ENTRIES PROVIDED:
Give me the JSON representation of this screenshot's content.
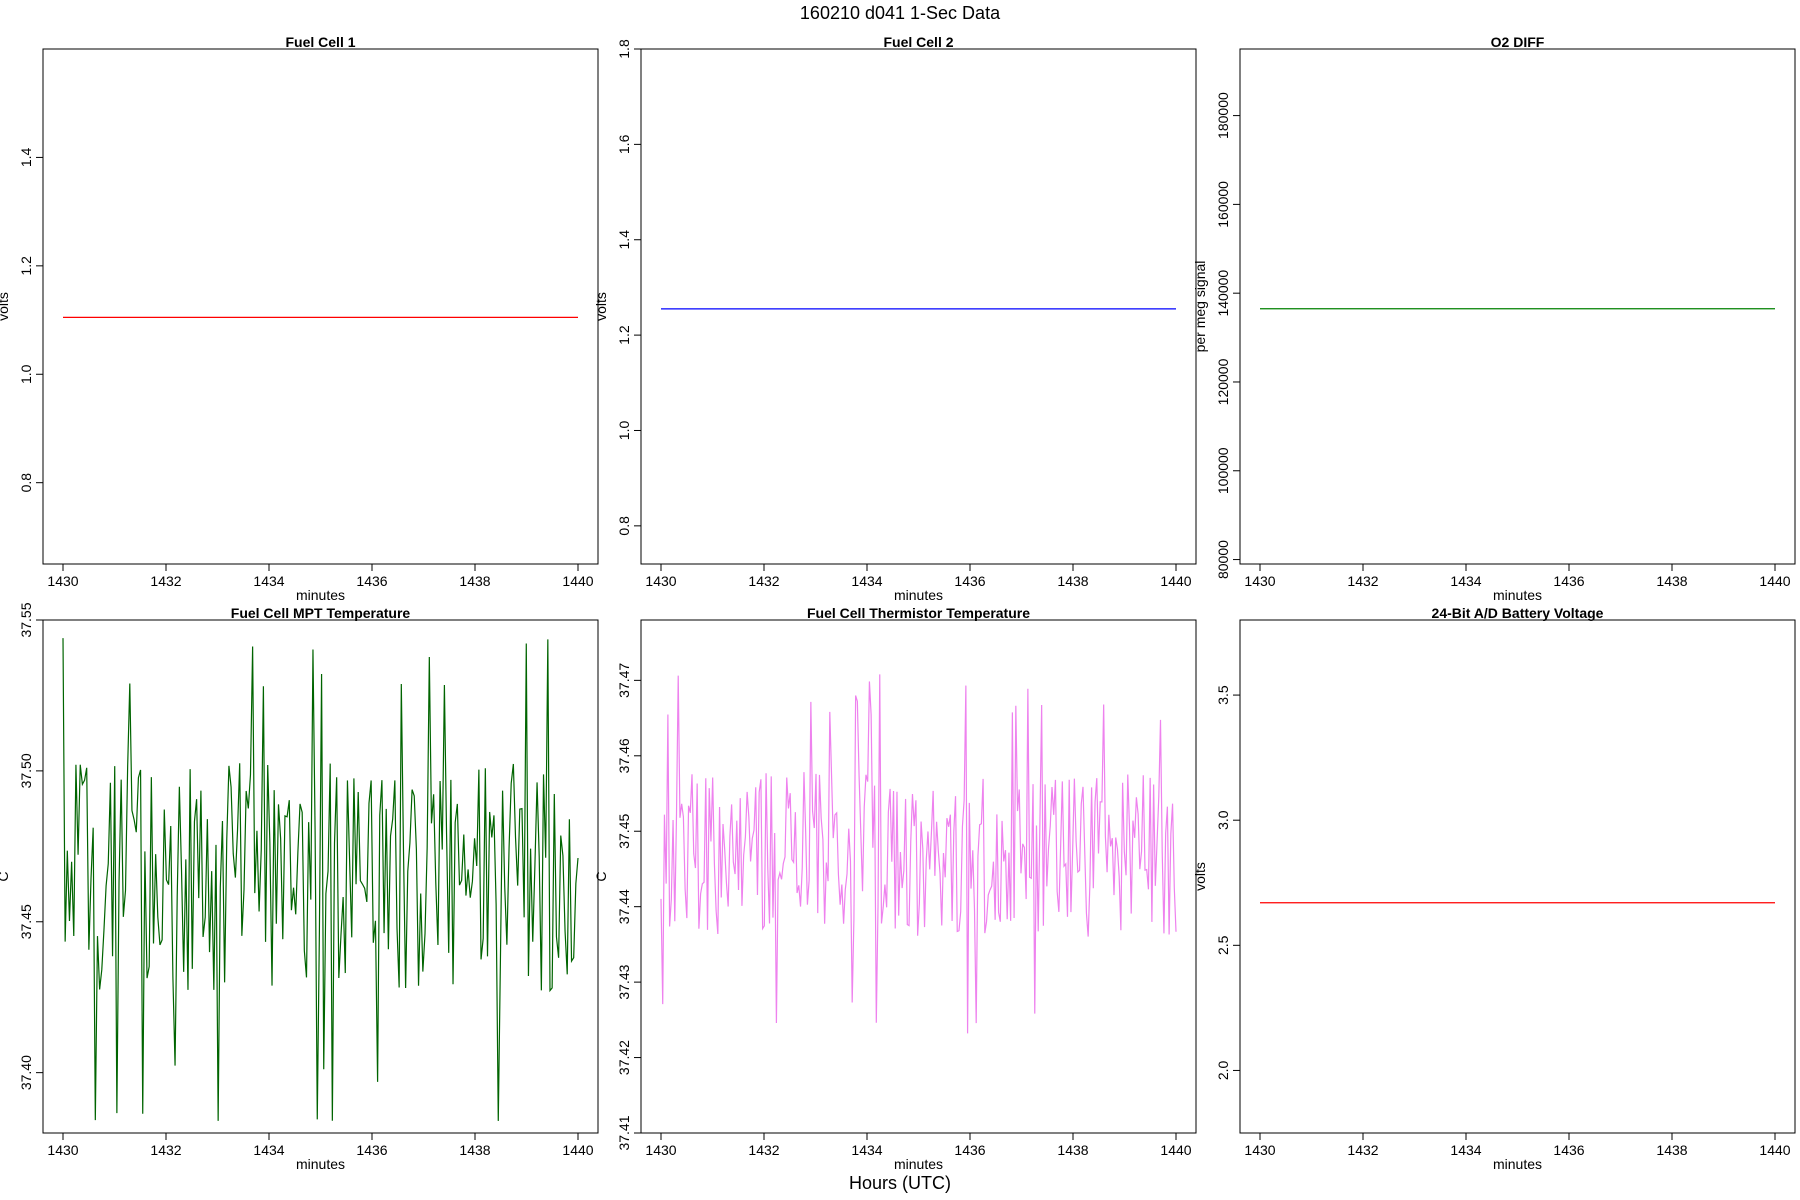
{
  "figure": {
    "title": "160210   d041   1-Sec Data",
    "xlabel": "Hours (UTC)"
  },
  "chart_data": [
    {
      "type": "line",
      "title": "Fuel Cell 1",
      "xlabel": "minutes",
      "ylabel": "volts",
      "xlim": [
        1430,
        1440
      ],
      "ylim": [
        0.65,
        1.6
      ],
      "xticks": [
        1430,
        1432,
        1434,
        1436,
        1438,
        1440
      ],
      "yticks": [
        0.8,
        1.0,
        1.2,
        1.4
      ],
      "ytick_labels": [
        "0.8",
        "1.0",
        "1.2",
        "1.4"
      ],
      "color": "#ff0000",
      "pattern": "flat",
      "x": [
        1430,
        1440
      ],
      "y": [
        1.105,
        1.105
      ]
    },
    {
      "type": "line",
      "title": "Fuel Cell 2",
      "xlabel": "minutes",
      "ylabel": "volts",
      "xlim": [
        1430,
        1440
      ],
      "ylim": [
        0.72,
        1.8
      ],
      "xticks": [
        1430,
        1432,
        1434,
        1436,
        1438,
        1440
      ],
      "yticks": [
        0.8,
        1.0,
        1.2,
        1.4,
        1.6,
        1.8
      ],
      "ytick_labels": [
        "0.8",
        "1.0",
        "1.2",
        "1.4",
        "1.6",
        "1.8"
      ],
      "color": "#0000ff",
      "pattern": "flat",
      "x": [
        1430,
        1440
      ],
      "y": [
        1.255,
        1.255
      ]
    },
    {
      "type": "line",
      "title": "O2 DIFF",
      "xlabel": "minutes",
      "ylabel": "per meg signal",
      "xlim": [
        1430,
        1440
      ],
      "ylim": [
        79000,
        195000
      ],
      "xticks": [
        1430,
        1432,
        1434,
        1436,
        1438,
        1440
      ],
      "yticks": [
        80000,
        100000,
        120000,
        140000,
        160000,
        180000
      ],
      "ytick_labels": [
        "80000",
        "100000",
        "120000",
        "140000",
        "160000",
        "180000"
      ],
      "color": "#008000",
      "pattern": "flat",
      "x": [
        1430,
        1440
      ],
      "y": [
        136500,
        136500
      ]
    },
    {
      "type": "line",
      "title": "Fuel Cell MPT Temperature",
      "xlabel": "minutes",
      "ylabel": "C",
      "xlim": [
        1430,
        1440
      ],
      "ylim": [
        37.38,
        37.55
      ],
      "xticks": [
        1430,
        1432,
        1434,
        1436,
        1438,
        1440
      ],
      "yticks": [
        37.4,
        37.45,
        37.5,
        37.55
      ],
      "ytick_labels": [
        "37.40",
        "37.45",
        "37.50",
        "37.55"
      ],
      "color": "#006400",
      "pattern": "noise",
      "x_range": [
        1430,
        1440
      ],
      "points": 240,
      "center": 37.465,
      "amplitude": 0.038,
      "range": [
        37.384,
        37.544
      ]
    },
    {
      "type": "line",
      "title": "Fuel Cell Thermistor Temperature",
      "xlabel": "minutes",
      "ylabel": "C",
      "xlim": [
        1430,
        1440
      ],
      "ylim": [
        37.41,
        37.478
      ],
      "xticks": [
        1430,
        1432,
        1434,
        1436,
        1438,
        1440
      ],
      "yticks": [
        37.41,
        37.42,
        37.43,
        37.44,
        37.45,
        37.46,
        37.47
      ],
      "ytick_labels": [
        "37.41",
        "37.42",
        "37.43",
        "37.44",
        "37.45",
        "37.46",
        "37.47"
      ],
      "color": "#ee82ee",
      "pattern": "noise",
      "x_range": [
        1430,
        1440
      ],
      "points": 300,
      "center": 37.447,
      "amplitude": 0.011,
      "range": [
        37.411,
        37.476
      ]
    },
    {
      "type": "line",
      "title": "24-Bit A/D Battery Voltage",
      "xlabel": "minutes",
      "ylabel": "volts",
      "xlim": [
        1430,
        1440
      ],
      "ylim": [
        1.75,
        3.8
      ],
      "xticks": [
        1430,
        1432,
        1434,
        1436,
        1438,
        1440
      ],
      "yticks": [
        2.0,
        2.5,
        3.0,
        3.5
      ],
      "ytick_labels": [
        "2.0",
        "2.5",
        "3.0",
        "3.5"
      ],
      "color": "#ff0000",
      "pattern": "flat",
      "x": [
        1430,
        1440
      ],
      "y": [
        2.67,
        2.67
      ]
    }
  ]
}
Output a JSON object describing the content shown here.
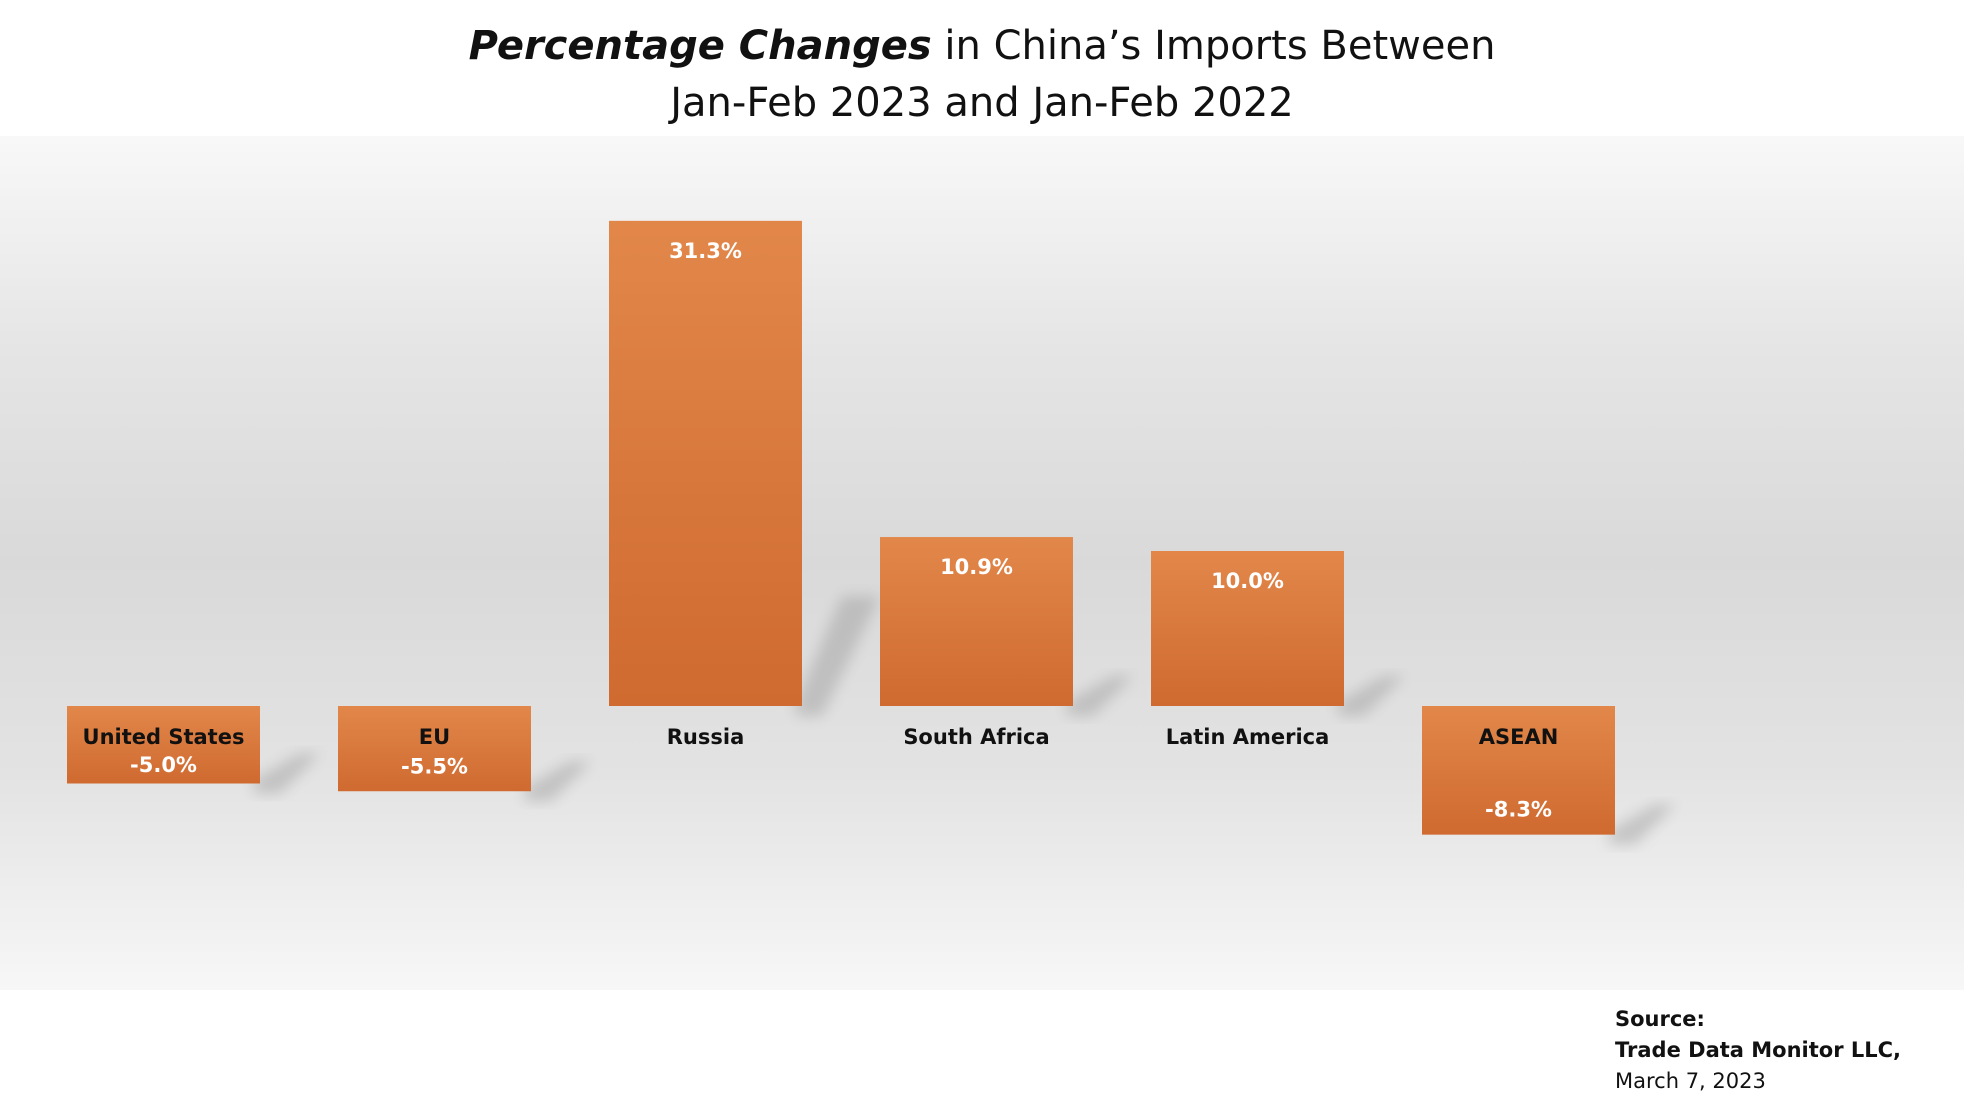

EXERCISE INSTRUCTIONS: Transcribe the listing in full. Omit the pictures and keep every line exact.

ANSWER FOR THE TASK:
Give me the JSON representation of this screenshot's content.
{
  "figure": {
    "title": "160210   d041   1-Sec Data",
    "xlabel": "Hours (UTC)"
  },
  "chart_data": [
    {
      "type": "line",
      "title": "Fuel Cell 1",
      "xlabel": "minutes",
      "ylabel": "volts",
      "xlim": [
        1430,
        1440
      ],
      "ylim": [
        0.65,
        1.6
      ],
      "xticks": [
        1430,
        1432,
        1434,
        1436,
        1438,
        1440
      ],
      "yticks": [
        0.8,
        1.0,
        1.2,
        1.4
      ],
      "ytick_labels": [
        "0.8",
        "1.0",
        "1.2",
        "1.4"
      ],
      "color": "#ff0000",
      "pattern": "flat",
      "x": [
        1430,
        1440
      ],
      "y": [
        1.105,
        1.105
      ]
    },
    {
      "type": "line",
      "title": "Fuel Cell 2",
      "xlabel": "minutes",
      "ylabel": "volts",
      "xlim": [
        1430,
        1440
      ],
      "ylim": [
        0.72,
        1.8
      ],
      "xticks": [
        1430,
        1432,
        1434,
        1436,
        1438,
        1440
      ],
      "yticks": [
        0.8,
        1.0,
        1.2,
        1.4,
        1.6,
        1.8
      ],
      "ytick_labels": [
        "0.8",
        "1.0",
        "1.2",
        "1.4",
        "1.6",
        "1.8"
      ],
      "color": "#0000ff",
      "pattern": "flat",
      "x": [
        1430,
        1440
      ],
      "y": [
        1.255,
        1.255
      ]
    },
    {
      "type": "line",
      "title": "O2 DIFF",
      "xlabel": "minutes",
      "ylabel": "per meg signal",
      "xlim": [
        1430,
        1440
      ],
      "ylim": [
        79000,
        195000
      ],
      "xticks": [
        1430,
        1432,
        1434,
        1436,
        1438,
        1440
      ],
      "yticks": [
        80000,
        100000,
        120000,
        140000,
        160000,
        180000
      ],
      "ytick_labels": [
        "80000",
        "100000",
        "120000",
        "140000",
        "160000",
        "180000"
      ],
      "color": "#008000",
      "pattern": "flat",
      "x": [
        1430,
        1440
      ],
      "y": [
        136500,
        136500
      ]
    },
    {
      "type": "line",
      "title": "Fuel Cell MPT Temperature",
      "xlabel": "minutes",
      "ylabel": "C",
      "xlim": [
        1430,
        1440
      ],
      "ylim": [
        37.38,
        37.55
      ],
      "xticks": [
        1430,
        1432,
        1434,
        1436,
        1438,
        1440
      ],
      "yticks": [
        37.4,
        37.45,
        37.5,
        37.55
      ],
      "ytick_labels": [
        "37.40",
        "37.45",
        "37.50",
        "37.55"
      ],
      "color": "#006400",
      "pattern": "noise",
      "x_range": [
        1430,
        1440
      ],
      "points": 240,
      "center": 37.465,
      "amplitude": 0.038,
      "range": [
        37.384,
        37.544
      ]
    },
    {
      "type": "line",
      "title": "Fuel Cell Thermistor Temperature",
      "xlabel": "minutes",
      "ylabel": "C",
      "xlim": [
        1430,
        1440
      ],
      "ylim": [
        37.41,
        37.478
      ],
      "xticks": [
        1430,
        1432,
        1434,
        1436,
        1438,
        1440
      ],
      "yticks": [
        37.41,
        37.42,
        37.43,
        37.44,
        37.45,
        37.46,
        37.47
      ],
      "ytick_labels": [
        "37.41",
        "37.42",
        "37.43",
        "37.44",
        "37.45",
        "37.46",
        "37.47"
      ],
      "color": "#ee82ee",
      "pattern": "noise",
      "x_range": [
        1430,
        1440
      ],
      "points": 300,
      "center": 37.447,
      "amplitude": 0.011,
      "range": [
        37.411,
        37.476
      ]
    },
    {
      "type": "line",
      "title": "24-Bit A/D Battery Voltage",
      "xlabel": "minutes",
      "ylabel": "volts",
      "xlim": [
        1430,
        1440
      ],
      "ylim": [
        1.75,
        3.8
      ],
      "xticks": [
        1430,
        1432,
        1434,
        1436,
        1438,
        1440
      ],
      "yticks": [
        2.0,
        2.5,
        3.0,
        3.5
      ],
      "ytick_labels": [
        "2.0",
        "2.5",
        "3.0",
        "3.5"
      ],
      "color": "#ff0000",
      "pattern": "flat",
      "x": [
        1430,
        1440
      ],
      "y": [
        2.67,
        2.67
      ]
    }
  ]
}
Output a JSON object describing the content shown here.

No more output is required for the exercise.